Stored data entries
>>>
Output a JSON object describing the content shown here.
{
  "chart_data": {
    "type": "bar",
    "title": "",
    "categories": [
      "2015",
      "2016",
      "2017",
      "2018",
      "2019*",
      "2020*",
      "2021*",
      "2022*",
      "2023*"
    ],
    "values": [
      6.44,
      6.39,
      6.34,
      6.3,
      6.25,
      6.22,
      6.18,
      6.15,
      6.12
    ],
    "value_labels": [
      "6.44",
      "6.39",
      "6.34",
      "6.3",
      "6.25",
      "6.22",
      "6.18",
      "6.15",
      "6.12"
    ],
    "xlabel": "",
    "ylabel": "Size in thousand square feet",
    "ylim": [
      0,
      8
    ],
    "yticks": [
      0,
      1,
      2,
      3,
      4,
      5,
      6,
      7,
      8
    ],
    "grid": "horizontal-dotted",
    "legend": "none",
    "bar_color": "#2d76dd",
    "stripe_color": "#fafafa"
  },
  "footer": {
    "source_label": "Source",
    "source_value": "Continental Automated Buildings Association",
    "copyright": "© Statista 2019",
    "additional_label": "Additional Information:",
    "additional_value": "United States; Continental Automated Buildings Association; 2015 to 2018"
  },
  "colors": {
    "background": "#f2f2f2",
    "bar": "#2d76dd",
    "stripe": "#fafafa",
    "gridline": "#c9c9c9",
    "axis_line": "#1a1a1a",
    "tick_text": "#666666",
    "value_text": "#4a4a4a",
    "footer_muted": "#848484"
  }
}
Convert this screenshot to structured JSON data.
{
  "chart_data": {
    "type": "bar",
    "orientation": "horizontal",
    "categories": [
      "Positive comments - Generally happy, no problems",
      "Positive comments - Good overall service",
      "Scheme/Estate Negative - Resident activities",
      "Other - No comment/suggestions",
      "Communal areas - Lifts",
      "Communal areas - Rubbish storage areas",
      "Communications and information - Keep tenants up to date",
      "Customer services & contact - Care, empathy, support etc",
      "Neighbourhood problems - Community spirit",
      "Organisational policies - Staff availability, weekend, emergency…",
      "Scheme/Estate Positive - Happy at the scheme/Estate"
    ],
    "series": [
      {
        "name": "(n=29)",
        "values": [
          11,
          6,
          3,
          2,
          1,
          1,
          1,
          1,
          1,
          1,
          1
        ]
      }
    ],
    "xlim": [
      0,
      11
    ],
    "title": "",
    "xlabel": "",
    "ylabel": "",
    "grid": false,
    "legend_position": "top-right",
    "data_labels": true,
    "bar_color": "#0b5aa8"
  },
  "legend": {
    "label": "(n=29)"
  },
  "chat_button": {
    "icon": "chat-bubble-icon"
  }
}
<<<
Make a list of all lines in the data that contain "Buildings".

    "source_value": "Continental Automated Buildings Association",
    "additional_value": "United States; Continental Automated Buildings Association; 2015 to 2018"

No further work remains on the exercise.